→ **Required work**:
Every record should be written out exactly, please.

************

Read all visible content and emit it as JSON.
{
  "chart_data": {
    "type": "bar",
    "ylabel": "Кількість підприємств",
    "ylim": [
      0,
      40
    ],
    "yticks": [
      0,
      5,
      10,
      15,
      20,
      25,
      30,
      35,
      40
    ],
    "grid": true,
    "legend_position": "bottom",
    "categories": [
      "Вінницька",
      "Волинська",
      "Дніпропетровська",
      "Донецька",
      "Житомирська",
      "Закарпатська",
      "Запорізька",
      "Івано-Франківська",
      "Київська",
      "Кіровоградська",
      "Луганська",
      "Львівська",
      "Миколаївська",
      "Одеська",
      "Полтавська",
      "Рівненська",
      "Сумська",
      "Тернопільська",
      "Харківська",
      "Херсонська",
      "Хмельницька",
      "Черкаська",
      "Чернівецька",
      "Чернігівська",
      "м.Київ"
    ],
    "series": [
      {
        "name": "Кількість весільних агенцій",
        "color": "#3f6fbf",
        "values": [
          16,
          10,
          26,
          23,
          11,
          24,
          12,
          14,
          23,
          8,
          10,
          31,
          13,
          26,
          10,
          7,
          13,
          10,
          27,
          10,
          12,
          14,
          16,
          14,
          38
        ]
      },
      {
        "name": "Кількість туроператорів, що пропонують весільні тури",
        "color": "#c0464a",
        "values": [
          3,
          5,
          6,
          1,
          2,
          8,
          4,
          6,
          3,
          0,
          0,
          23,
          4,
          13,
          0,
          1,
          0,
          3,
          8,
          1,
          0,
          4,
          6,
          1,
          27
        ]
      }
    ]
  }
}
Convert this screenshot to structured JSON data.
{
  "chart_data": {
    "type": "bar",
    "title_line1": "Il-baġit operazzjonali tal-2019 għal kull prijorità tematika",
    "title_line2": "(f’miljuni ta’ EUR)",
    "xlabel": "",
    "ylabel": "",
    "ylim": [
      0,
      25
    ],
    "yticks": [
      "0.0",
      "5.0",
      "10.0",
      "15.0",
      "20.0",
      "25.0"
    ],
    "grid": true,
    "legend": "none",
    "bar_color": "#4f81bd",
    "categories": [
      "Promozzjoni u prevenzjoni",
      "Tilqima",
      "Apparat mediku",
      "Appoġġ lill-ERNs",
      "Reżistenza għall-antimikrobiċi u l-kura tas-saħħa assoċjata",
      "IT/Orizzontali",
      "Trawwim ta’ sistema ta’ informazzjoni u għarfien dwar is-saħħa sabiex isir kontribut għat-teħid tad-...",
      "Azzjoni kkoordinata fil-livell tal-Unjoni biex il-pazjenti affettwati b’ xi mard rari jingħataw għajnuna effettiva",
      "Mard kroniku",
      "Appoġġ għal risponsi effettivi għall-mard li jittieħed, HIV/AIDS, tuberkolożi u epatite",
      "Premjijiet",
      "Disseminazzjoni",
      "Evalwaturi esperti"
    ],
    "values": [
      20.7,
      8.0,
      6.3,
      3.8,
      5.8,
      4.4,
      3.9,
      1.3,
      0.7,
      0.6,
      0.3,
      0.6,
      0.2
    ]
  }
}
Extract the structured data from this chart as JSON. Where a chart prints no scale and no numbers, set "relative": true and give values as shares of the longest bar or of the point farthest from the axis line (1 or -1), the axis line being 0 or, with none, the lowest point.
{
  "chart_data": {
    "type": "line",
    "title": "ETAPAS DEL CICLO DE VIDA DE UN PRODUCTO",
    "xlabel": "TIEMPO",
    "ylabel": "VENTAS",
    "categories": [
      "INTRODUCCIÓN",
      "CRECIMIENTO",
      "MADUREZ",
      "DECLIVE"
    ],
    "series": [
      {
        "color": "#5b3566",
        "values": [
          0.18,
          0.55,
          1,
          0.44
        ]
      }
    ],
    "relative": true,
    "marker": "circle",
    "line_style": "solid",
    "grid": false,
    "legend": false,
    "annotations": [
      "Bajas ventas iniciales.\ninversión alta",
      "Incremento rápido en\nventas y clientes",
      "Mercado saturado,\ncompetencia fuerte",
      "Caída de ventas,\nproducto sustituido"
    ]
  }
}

************

→ **Result**:
Read all visible content and emit it as JSON.
{
  "chart_data": {
    "type": "bar",
    "ylabel": "Кількість підприємств",
    "ylim": [
      0,
      40
    ],
    "yticks": [
      0,
      5,
      10,
      15,
      20,
      25,
      30,
      35,
      40
    ],
    "grid": true,
    "legend_position": "bottom",
    "categories": [
      "Вінницька",
      "Волинська",
      "Дніпропетровська",
      "Донецька",
      "Житомирська",
      "Закарпатська",
      "Запорізька",
      "Івано-Франківська",
      "Київська",
      "Кіровоградська",
      "Луганська",
      "Львівська",
      "Миколаївська",
      "Одеська",
      "Полтавська",
      "Рівненська",
      "Сумська",
      "Тернопільська",
      "Харківська",
      "Херсонська",
      "Хмельницька",
      "Черкаська",
      "Чернівецька",
      "Чернігівська",
      "м.Київ"
    ],
    "series": [
      {
        "name": "Кількість весільних агенцій",
        "color": "#3f6fbf",
        "values": [
          16,
          10,
          26,
          23,
          11,
          24,
          12,
          14,
          23,
          8,
          10,
          31,
          13,
          26,
          10,
          7,
          13,
          10,
          27,
          10,
          12,
          14,
          16,
          14,
          38
        ]
      },
      {
        "name": "Кількість туроператорів, що пропонують весільні тури",
        "color": "#c0464a",
        "values": [
          3,
          5,
          6,
          1,
          2,
          8,
          4,
          6,
          3,
          0,
          0,
          23,
          4,
          13,
          0,
          1,
          0,
          3,
          8,
          1,
          0,
          4,
          6,
          1,
          27
        ]
      }
    ]
  }
}
Convert this screenshot to structured JSON data.
{
  "chart_data": {
    "type": "bar",
    "title_line1": "Il-baġit operazzjonali tal-2019 għal kull prijorità tematika",
    "title_line2": "(f’miljuni ta’ EUR)",
    "xlabel": "",
    "ylabel": "",
    "ylim": [
      0,
      25
    ],
    "yticks": [
      "0.0",
      "5.0",
      "10.0",
      "15.0",
      "20.0",
      "25.0"
    ],
    "grid": true,
    "legend": "none",
    "bar_color": "#4f81bd",
    "categories": [
      "Promozzjoni u prevenzjoni",
      "Tilqima",
      "Apparat mediku",
      "Appoġġ lill-ERNs",
      "Reżistenza għall-antimikrobiċi u l-kura tas-saħħa assoċjata",
      "IT/Orizzontali",
      "Trawwim ta’ sistema ta’ informazzjoni u għarfien dwar is-saħħa sabiex isir kontribut għat-teħid tad-...",
      "Azzjoni kkoordinata fil-livell tal-Unjoni biex il-pazjenti affettwati b’ xi mard rari jingħataw għajnuna effettiva",
      "Mard kroniku",
      "Appoġġ għal risponsi effettivi għall-mard li jittieħed, HIV/AIDS, tuberkolożi u epatite",
      "Premjijiet",
      "Disseminazzjoni",
      "Evalwaturi esperti"
    ],
    "values": [
      20.7,
      8.0,
      6.3,
      3.8,
      5.8,
      4.4,
      3.9,
      1.3,
      0.7,
      0.6,
      0.3,
      0.6,
      0.2
    ]
  }
}
Extract the structured data from this chart as JSON. Where a chart prints no scale and no numbers, set "relative": true and give values as shares of the longest bar or of the point farthest from the axis line (1 or -1), the axis line being 0 or, with none, the lowest point.
{
  "chart_data": {
    "type": "line",
    "title": "ETAPAS DEL CICLO DE VIDA DE UN PRODUCTO",
    "xlabel": "TIEMPO",
    "ylabel": "VENTAS",
    "categories": [
      "INTRODUCCIÓN",
      "CRECIMIENTO",
      "MADUREZ",
      "DECLIVE"
    ],
    "series": [
      {
        "color": "#5b3566",
        "values": [
          0.18,
          0.55,
          1,
          0.44
        ]
      }
    ],
    "relative": true,
    "marker": "circle",
    "line_style": "solid",
    "grid": false,
    "legend": false,
    "annotations": [
      "Bajas ventas iniciales.\ninversión alta",
      "Incremento rápido en\nventas y clientes",
      "Mercado saturado,\ncompetencia fuerte",
      "Caída de ventas,\nproducto sustituido"
    ]
  }
}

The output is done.